* [PROVIDED RECORDS]:
╔══

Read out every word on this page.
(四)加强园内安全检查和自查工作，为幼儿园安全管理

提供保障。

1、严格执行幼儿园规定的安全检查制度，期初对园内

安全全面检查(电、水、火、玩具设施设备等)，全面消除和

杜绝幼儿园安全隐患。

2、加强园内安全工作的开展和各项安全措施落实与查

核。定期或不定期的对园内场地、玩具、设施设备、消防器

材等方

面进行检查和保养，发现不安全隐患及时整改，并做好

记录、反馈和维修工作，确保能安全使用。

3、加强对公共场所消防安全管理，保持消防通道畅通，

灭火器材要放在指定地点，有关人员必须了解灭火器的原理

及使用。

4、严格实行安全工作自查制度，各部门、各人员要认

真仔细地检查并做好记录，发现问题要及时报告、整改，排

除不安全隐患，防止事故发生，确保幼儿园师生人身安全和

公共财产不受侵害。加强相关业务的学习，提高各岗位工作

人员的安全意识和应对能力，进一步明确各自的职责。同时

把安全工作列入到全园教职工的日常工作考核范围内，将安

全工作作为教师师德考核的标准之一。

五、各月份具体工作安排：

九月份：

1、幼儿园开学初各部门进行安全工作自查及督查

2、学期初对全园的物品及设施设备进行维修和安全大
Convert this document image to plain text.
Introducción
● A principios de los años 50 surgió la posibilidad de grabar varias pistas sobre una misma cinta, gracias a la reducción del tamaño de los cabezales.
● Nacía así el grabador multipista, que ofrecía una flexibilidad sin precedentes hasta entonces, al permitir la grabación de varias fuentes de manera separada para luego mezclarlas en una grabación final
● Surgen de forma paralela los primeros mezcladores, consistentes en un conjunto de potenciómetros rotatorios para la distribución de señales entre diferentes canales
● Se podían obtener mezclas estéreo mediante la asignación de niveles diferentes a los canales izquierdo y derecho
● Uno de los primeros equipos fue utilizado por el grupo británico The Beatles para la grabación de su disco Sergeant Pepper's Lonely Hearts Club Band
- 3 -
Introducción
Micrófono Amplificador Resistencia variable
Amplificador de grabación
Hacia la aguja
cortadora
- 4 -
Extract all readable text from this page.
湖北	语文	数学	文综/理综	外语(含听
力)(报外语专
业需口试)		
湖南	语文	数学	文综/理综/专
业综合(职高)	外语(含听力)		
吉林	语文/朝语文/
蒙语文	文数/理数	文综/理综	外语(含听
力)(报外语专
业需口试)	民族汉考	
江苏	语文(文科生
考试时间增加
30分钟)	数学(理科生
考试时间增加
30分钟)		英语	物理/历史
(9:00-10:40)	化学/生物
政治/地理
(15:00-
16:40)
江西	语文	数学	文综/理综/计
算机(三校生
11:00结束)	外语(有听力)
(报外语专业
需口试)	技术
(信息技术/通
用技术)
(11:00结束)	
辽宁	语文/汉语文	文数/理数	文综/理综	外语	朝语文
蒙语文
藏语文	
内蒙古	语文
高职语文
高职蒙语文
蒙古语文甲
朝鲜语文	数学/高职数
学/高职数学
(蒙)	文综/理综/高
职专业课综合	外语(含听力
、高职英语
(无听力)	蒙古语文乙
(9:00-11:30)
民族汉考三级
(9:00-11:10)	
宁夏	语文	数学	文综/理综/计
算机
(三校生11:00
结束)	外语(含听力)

╚══

* [INSTRUCTION]: Copy every line exactly. Leave nothing out.

* [COMPLETED EXERCISE]:
Read out every word on this page.
(四)加强园内安全检查和自查工作，为幼儿园安全管理

提供保障。

1、严格执行幼儿园规定的安全检查制度，期初对园内

安全全面检查(电、水、火、玩具设施设备等)，全面消除和

杜绝幼儿园安全隐患。

2、加强园内安全工作的开展和各项安全措施落实与查

核。定期或不定期的对园内场地、玩具、设施设备、消防器

材等方

面进行检查和保养，发现不安全隐患及时整改，并做好

记录、反馈和维修工作，确保能安全使用。

3、加强对公共场所消防安全管理，保持消防通道畅通，

灭火器材要放在指定地点，有关人员必须了解灭火器的原理

及使用。

4、严格实行安全工作自查制度，各部门、各人员要认

真仔细地检查并做好记录，发现问题要及时报告、整改，排

除不安全隐患，防止事故发生，确保幼儿园师生人身安全和

公共财产不受侵害。加强相关业务的学习，提高各岗位工作

人员的安全意识和应对能力，进一步明确各自的职责。同时

把安全工作列入到全园教职工的日常工作考核范围内，将安

全工作作为教师师德考核的标准之一。

五、各月份具体工作安排：

九月份：

1、幼儿园开学初各部门进行安全工作自查及督查

2、学期初对全园的物品及设施设备进行维修和安全大
Convert this document image to plain text.
Introducción
● A principios de los años 50 surgió la posibilidad de grabar varias pistas sobre una misma cinta, gracias a la reducción del tamaño de los cabezales.
● Nacía así el grabador multipista, que ofrecía una flexibilidad sin precedentes hasta entonces, al permitir la grabación de varias fuentes de manera separada para luego mezclarlas en una grabación final
● Surgen de forma paralela los primeros mezcladores, consistentes en un conjunto de potenciómetros rotatorios para la distribución de señales entre diferentes canales
● Se podían obtener mezclas estéreo mediante la asignación de niveles diferentes a los canales izquierdo y derecho
● Uno de los primeros equipos fue utilizado por el grupo británico The Beatles para la grabación de su disco Sergeant Pepper's Lonely Hearts Club Band
- 3 -
Introducción
Micrófono Amplificador Resistencia variable
Amplificador de grabación
Hacia la aguja
cortadora
- 4 -
Extract all readable text from this page.
湖北	语文	数学	文综/理综	外语(含听
力)(报外语专
业需口试)		
湖南	语文	数学	文综/理综/专
业综合(职高)	外语(含听力)		
吉林	语文/朝语文/
蒙语文	文数/理数	文综/理综	外语(含听
力)(报外语专
业需口试)	民族汉考	
江苏	语文(文科生
考试时间增加
30分钟)	数学(理科生
考试时间增加
30分钟)		英语	物理/历史
(9:00-10:40)	化学/生物
政治/地理
(15:00-
16:40)
江西	语文	数学	文综/理综/计
算机(三校生
11:00结束)	外语(有听力)
(报外语专业
需口试)	技术
(信息技术/通
用技术)
(11:00结束)	
辽宁	语文/汉语文	文数/理数	文综/理综	外语	朝语文
蒙语文
藏语文	
内蒙古	语文
高职语文
高职蒙语文
蒙古语文甲
朝鲜语文	数学/高职数
学/高职数学
(蒙)	文综/理综/高
职专业课综合	外语(含听力
、高职英语
(无听力)	蒙古语文乙
(9:00-11:30)
民族汉考三级
(9:00-11:10)	
宁夏	语文	数学	文综/理综/计
算机
(三校生11:00
结束)	外语(含听力)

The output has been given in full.